> Short exercise:
Locate the line that contains "Parse this screenshot: output". Retype it and every line after it to the end of the records, exactly, but not the pictures.

> Recorded information:
= = = =

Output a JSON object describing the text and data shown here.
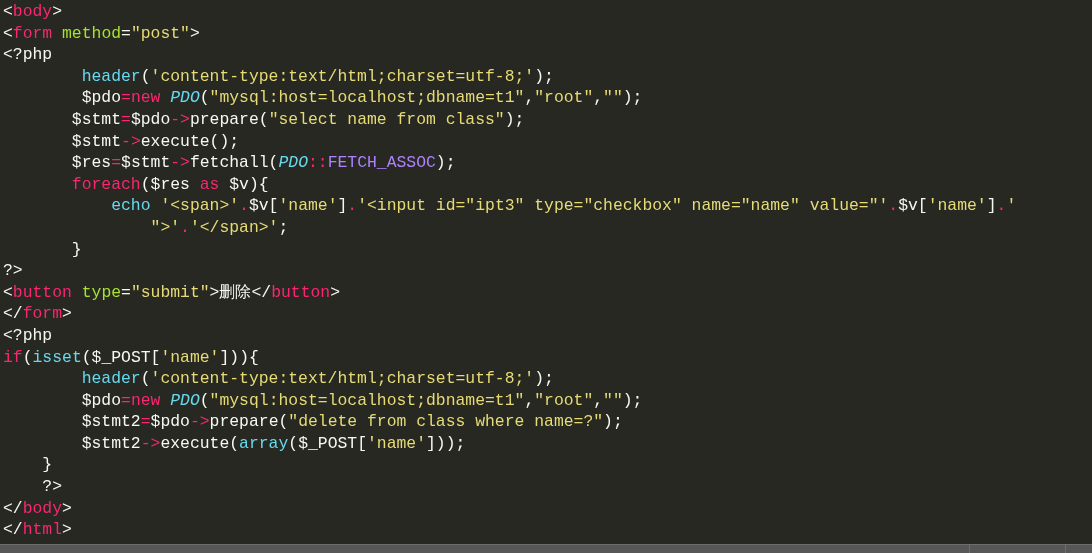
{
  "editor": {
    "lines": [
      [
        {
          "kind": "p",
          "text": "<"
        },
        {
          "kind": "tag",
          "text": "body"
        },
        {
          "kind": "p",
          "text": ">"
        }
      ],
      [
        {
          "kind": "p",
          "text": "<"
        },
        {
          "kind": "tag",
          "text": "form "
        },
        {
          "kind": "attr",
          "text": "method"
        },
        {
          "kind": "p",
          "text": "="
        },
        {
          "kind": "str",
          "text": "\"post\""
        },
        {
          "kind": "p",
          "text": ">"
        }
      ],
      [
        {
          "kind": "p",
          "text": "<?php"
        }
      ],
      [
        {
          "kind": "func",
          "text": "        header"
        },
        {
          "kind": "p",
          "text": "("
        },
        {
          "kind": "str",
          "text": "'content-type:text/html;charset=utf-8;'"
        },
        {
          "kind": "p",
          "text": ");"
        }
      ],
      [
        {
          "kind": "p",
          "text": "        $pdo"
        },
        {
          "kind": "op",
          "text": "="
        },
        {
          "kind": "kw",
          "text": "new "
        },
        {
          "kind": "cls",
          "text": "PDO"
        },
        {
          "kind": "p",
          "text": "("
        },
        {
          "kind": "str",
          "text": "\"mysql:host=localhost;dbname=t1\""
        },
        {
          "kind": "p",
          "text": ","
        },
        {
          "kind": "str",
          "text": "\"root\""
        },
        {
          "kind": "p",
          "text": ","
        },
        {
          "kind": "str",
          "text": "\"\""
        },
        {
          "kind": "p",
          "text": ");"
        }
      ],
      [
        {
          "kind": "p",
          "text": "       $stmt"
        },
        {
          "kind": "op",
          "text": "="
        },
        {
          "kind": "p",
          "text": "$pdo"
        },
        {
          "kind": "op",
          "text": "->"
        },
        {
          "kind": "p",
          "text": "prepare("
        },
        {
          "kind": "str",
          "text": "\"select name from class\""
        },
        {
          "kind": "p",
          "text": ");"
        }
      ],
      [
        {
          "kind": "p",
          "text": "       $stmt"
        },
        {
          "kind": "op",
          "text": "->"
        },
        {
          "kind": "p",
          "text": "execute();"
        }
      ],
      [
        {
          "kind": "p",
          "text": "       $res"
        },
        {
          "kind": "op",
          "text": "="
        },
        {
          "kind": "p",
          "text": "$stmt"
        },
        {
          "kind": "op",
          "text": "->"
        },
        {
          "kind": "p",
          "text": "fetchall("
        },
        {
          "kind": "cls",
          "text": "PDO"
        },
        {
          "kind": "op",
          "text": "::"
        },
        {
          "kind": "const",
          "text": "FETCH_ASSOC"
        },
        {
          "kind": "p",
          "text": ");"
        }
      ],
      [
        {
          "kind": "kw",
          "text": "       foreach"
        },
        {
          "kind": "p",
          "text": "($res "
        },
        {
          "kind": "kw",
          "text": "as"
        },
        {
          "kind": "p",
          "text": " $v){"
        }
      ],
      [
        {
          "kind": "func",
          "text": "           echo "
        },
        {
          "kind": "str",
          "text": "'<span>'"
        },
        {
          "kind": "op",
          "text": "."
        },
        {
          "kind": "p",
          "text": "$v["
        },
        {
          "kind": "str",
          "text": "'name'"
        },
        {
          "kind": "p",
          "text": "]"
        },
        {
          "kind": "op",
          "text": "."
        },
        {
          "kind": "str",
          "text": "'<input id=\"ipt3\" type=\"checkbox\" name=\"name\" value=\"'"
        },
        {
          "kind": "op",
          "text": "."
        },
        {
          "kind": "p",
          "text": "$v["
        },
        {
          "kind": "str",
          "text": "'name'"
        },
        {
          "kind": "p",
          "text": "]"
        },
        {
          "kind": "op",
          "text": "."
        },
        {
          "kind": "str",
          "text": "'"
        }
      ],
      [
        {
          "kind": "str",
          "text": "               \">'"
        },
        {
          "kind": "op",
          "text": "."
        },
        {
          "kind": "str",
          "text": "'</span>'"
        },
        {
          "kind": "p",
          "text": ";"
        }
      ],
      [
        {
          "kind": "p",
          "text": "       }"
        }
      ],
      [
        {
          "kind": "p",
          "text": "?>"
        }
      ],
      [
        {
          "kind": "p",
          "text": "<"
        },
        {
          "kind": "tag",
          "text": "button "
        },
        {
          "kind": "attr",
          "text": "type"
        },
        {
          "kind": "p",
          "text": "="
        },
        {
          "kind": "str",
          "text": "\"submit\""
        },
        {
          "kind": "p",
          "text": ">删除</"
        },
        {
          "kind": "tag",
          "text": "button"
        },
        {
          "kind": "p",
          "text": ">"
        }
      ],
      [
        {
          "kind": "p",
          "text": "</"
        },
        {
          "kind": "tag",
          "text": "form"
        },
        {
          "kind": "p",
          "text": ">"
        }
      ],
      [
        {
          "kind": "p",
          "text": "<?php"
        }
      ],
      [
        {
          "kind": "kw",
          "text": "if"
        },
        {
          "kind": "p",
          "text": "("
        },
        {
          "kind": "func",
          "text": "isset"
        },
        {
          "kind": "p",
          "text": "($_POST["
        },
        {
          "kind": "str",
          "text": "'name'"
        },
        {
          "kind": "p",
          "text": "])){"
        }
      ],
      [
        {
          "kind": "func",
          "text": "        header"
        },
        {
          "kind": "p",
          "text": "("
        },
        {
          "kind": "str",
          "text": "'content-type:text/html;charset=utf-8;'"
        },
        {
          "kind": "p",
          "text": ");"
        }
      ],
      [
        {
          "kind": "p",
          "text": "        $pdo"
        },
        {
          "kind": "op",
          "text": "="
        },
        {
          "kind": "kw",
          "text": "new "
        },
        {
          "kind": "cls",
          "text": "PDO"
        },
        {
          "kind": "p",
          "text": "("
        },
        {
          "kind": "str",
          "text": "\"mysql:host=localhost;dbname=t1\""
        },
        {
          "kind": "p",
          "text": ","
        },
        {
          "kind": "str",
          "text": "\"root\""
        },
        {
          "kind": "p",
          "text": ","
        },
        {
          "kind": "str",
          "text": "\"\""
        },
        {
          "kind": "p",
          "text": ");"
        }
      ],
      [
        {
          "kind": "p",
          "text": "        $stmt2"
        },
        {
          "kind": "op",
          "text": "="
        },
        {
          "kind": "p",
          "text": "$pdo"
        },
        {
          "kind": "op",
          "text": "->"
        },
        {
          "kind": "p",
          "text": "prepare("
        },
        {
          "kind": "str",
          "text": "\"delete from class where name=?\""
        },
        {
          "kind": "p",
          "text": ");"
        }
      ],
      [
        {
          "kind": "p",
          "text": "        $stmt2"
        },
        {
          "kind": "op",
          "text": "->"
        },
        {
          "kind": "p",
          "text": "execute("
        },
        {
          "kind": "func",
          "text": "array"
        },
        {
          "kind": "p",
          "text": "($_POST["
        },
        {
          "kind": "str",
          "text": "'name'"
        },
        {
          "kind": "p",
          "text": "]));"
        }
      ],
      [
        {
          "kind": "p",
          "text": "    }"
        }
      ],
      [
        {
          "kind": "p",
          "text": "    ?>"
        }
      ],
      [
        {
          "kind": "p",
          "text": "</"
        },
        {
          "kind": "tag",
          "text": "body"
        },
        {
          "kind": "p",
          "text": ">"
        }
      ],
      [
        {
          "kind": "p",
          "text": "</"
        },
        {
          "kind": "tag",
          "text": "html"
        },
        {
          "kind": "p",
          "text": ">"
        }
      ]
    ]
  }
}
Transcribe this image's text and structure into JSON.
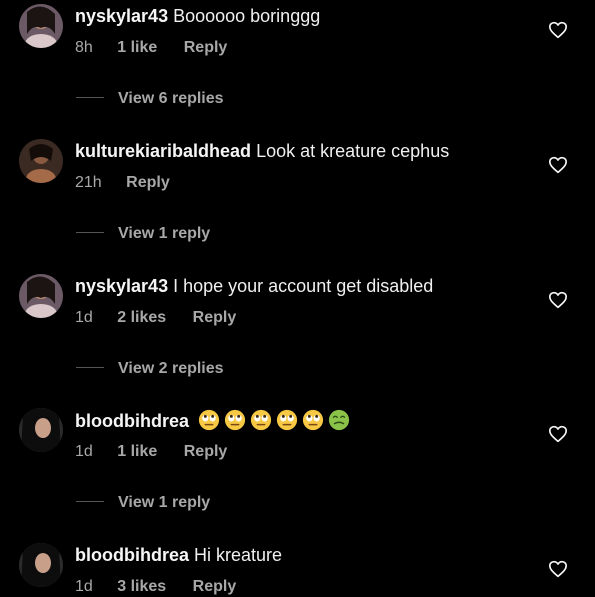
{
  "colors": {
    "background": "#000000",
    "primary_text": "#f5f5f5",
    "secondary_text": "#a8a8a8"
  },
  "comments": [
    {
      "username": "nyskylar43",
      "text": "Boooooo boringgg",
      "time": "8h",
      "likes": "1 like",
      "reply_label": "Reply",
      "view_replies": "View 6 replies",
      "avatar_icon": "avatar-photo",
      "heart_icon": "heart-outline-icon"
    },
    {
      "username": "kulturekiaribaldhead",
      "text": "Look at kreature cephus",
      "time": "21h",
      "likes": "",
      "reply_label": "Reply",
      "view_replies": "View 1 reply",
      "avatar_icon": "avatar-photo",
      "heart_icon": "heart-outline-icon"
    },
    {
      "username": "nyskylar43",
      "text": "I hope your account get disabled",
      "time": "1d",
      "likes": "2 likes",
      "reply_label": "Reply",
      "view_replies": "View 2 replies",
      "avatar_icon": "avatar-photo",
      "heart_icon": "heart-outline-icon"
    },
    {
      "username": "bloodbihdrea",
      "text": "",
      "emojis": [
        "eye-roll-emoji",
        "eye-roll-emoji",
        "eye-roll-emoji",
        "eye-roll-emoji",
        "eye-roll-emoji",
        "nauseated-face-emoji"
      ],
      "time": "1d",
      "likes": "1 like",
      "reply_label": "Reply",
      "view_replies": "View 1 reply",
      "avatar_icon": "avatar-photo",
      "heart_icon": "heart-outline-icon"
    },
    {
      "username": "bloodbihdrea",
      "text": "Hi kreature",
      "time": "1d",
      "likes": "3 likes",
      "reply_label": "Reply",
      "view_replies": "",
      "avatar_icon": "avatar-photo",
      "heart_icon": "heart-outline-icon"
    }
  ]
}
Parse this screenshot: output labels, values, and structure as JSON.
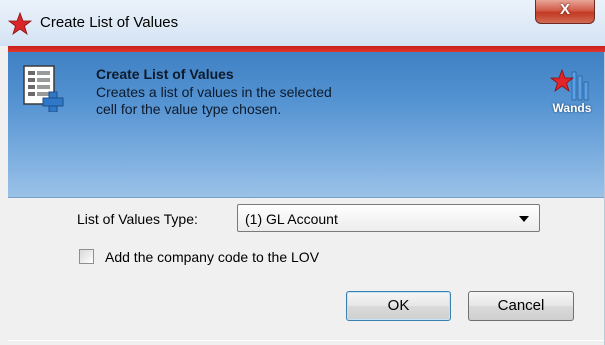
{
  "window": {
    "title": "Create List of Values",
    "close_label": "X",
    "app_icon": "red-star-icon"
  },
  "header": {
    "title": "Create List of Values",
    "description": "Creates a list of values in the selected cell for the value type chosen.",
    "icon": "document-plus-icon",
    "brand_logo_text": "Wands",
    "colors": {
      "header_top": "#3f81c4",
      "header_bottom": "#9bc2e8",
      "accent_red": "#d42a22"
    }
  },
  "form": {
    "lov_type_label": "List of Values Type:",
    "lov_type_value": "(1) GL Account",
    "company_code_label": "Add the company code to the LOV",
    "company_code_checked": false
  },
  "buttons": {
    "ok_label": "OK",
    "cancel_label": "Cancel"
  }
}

= = = =

> Expected answer:
Parse this screenshot: output labels, values, and structure as JSON.
{
  "window": {
    "title": "Create List of Values",
    "close_label": "X",
    "app_icon": "red-star-icon"
  },
  "header": {
    "title": "Create List of Values",
    "description": "Creates a list of values in the selected cell for the value type chosen.",
    "icon": "document-plus-icon",
    "brand_logo_text": "Wands",
    "colors": {
      "header_top": "#3f81c4",
      "header_bottom": "#9bc2e8",
      "accent_red": "#d42a22"
    }
  },
  "form": {
    "lov_type_label": "List of Values Type:",
    "lov_type_value": "(1) GL Account",
    "company_code_label": "Add the company code to the LOV",
    "company_code_checked": false
  },
  "buttons": {
    "ok_label": "OK",
    "cancel_label": "Cancel"
  }
}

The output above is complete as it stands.